### To do
State how many lines of the entries hold the string "samhelper", and output nothing but that count.
─── Data for this task
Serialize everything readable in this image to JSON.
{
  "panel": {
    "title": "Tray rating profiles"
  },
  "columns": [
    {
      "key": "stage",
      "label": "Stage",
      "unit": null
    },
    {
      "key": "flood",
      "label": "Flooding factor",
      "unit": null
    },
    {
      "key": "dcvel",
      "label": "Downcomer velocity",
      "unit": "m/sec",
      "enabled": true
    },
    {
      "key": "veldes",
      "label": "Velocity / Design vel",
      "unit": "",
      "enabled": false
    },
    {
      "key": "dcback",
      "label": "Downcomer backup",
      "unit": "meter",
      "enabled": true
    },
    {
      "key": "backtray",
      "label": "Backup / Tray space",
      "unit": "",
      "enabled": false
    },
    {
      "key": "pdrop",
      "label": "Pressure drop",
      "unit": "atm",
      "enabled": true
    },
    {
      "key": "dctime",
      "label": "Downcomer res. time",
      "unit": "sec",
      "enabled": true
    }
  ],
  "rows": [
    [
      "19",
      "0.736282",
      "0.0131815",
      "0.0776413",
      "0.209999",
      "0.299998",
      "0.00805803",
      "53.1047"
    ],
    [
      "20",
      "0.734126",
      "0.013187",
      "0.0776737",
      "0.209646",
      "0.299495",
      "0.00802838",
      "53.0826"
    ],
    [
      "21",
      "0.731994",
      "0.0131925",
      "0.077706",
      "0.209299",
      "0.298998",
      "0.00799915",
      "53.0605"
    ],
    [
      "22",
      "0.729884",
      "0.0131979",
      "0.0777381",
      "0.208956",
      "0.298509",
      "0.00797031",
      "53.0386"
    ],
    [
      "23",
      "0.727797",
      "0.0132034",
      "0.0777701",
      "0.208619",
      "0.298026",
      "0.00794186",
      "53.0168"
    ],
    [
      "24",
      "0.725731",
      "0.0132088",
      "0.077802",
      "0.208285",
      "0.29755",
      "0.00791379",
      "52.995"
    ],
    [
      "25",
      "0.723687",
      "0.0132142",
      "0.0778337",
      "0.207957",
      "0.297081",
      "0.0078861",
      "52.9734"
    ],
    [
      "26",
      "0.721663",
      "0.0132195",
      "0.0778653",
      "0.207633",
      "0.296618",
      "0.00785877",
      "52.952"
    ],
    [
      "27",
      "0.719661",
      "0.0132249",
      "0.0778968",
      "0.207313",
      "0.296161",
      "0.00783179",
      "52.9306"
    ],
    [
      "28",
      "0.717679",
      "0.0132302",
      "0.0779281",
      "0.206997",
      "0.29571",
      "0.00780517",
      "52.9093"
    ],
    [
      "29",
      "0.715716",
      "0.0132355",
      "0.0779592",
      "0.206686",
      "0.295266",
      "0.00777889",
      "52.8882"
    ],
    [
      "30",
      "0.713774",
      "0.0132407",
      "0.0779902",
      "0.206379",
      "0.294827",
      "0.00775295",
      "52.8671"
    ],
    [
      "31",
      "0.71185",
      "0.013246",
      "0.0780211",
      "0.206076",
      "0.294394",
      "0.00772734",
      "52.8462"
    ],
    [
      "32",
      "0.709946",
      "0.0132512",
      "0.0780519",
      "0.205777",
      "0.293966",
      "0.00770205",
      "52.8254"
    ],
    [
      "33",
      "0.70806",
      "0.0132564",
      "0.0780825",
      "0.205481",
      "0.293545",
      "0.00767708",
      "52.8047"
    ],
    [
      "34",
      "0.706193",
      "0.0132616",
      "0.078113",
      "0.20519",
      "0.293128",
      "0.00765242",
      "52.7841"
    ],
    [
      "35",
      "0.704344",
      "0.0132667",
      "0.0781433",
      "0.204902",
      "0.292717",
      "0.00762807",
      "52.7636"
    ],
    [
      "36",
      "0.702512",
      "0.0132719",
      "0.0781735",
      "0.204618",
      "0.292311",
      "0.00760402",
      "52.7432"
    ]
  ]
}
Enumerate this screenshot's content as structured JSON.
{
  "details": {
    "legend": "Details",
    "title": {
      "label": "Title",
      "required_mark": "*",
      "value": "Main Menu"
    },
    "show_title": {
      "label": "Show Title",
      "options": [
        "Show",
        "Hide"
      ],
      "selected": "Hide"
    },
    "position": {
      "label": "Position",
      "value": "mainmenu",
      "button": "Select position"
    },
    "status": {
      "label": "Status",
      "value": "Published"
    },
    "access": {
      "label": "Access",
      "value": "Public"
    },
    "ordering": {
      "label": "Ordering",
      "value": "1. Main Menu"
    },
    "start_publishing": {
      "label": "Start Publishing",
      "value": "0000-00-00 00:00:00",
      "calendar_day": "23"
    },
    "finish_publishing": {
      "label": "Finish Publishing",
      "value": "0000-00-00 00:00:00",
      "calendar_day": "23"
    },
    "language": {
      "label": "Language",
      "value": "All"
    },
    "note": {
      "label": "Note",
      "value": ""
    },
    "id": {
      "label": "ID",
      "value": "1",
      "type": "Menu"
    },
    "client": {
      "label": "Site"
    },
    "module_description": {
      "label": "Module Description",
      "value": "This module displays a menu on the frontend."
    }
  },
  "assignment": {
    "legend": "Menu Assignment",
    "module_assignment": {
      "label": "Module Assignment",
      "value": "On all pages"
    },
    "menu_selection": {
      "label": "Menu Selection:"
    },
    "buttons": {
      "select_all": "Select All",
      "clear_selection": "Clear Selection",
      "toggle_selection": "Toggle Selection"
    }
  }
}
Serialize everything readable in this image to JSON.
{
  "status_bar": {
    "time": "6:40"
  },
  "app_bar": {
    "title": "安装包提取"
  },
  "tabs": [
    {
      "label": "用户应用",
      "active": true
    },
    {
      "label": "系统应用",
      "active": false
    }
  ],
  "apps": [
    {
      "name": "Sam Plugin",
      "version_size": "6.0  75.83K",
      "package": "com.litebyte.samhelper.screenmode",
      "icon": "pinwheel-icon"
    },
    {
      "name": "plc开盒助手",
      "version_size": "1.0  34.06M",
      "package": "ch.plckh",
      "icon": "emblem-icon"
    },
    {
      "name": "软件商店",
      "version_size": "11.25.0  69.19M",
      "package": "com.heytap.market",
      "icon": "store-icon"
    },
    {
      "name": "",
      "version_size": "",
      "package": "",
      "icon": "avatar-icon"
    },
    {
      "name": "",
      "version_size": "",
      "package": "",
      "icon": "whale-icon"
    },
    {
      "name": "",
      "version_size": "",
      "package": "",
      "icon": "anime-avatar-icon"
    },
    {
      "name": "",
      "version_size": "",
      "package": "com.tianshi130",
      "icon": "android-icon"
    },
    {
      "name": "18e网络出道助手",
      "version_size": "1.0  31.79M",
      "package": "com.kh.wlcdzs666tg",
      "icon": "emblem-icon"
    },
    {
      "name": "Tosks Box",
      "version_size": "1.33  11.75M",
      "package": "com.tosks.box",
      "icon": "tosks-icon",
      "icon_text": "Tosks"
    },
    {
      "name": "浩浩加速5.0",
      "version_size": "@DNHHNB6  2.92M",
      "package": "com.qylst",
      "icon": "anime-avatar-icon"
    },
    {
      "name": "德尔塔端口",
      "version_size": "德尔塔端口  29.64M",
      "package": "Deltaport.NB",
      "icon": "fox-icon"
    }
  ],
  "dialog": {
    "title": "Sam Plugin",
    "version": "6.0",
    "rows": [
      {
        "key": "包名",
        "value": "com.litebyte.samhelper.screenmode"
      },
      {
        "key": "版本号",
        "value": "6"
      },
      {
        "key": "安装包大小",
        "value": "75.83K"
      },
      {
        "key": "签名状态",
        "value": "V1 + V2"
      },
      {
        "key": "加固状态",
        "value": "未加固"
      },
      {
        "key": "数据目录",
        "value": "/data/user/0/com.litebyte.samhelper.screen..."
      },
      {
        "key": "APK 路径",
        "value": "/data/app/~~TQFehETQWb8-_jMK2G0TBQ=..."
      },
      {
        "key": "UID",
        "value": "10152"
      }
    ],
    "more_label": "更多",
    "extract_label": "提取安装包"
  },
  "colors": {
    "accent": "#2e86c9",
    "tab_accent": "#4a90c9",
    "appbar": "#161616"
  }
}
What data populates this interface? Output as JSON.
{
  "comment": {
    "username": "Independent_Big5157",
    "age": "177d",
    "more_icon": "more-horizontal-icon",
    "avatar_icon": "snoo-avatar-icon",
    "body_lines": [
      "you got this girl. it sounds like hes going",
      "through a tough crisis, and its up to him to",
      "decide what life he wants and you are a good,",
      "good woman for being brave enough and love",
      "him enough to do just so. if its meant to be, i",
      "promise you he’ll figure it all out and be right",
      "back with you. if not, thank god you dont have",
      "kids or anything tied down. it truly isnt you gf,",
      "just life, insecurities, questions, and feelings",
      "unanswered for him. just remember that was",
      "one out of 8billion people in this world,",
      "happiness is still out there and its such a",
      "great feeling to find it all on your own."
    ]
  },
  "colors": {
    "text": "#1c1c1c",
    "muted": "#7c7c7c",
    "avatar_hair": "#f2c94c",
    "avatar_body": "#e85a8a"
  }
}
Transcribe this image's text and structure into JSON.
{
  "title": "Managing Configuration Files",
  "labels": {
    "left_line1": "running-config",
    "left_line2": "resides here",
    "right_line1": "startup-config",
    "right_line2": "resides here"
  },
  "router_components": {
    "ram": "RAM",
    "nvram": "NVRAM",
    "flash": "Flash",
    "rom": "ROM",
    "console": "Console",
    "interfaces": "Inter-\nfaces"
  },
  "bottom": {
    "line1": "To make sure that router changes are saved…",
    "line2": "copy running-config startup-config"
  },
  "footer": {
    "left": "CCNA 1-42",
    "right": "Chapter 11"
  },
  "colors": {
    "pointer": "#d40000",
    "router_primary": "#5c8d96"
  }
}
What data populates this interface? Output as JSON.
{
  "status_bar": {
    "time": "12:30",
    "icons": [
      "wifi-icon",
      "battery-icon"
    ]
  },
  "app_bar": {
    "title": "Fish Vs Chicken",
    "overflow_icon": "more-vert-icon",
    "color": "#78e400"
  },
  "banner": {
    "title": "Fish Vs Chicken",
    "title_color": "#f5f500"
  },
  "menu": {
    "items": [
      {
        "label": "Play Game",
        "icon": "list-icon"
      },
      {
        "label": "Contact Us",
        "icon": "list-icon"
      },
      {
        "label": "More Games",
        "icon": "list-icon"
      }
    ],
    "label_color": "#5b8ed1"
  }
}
──────
### Solution for this task
3